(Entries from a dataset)
Begin
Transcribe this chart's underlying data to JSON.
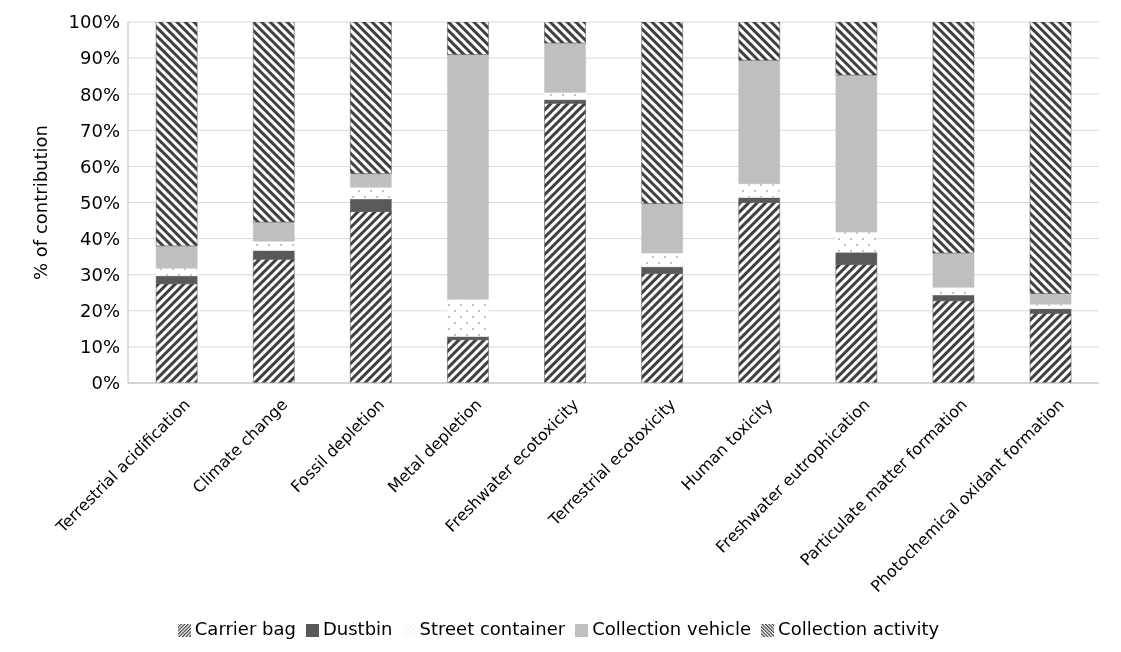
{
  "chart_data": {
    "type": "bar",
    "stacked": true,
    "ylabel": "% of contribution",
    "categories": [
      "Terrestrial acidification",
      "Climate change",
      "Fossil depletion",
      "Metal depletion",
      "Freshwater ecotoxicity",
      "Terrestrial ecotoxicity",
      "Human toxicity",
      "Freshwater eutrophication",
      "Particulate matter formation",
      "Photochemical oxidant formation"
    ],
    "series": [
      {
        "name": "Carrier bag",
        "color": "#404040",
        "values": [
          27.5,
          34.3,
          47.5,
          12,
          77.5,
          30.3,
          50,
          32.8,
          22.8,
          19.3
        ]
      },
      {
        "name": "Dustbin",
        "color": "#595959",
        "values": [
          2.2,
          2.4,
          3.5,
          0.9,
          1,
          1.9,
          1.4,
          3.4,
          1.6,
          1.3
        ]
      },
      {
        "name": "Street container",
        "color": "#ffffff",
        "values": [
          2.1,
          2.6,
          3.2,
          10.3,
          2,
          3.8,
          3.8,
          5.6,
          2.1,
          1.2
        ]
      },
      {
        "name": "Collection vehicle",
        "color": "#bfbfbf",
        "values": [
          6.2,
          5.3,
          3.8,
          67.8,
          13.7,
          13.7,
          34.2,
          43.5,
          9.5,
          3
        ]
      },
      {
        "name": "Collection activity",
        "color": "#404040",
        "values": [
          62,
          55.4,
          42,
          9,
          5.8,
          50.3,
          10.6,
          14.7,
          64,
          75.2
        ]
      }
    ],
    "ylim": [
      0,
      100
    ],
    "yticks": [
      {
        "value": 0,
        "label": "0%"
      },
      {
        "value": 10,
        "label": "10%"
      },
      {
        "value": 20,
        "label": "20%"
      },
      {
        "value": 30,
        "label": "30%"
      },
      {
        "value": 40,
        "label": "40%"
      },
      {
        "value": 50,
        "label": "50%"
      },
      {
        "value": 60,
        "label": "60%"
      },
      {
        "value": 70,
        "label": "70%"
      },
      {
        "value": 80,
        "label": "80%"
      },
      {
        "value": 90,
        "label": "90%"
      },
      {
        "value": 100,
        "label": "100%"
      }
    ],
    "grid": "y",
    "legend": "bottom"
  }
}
End
Exercise prompt: Count the lines in which the string "Freshwater" appears, then report only that figure.

Response to the task: 2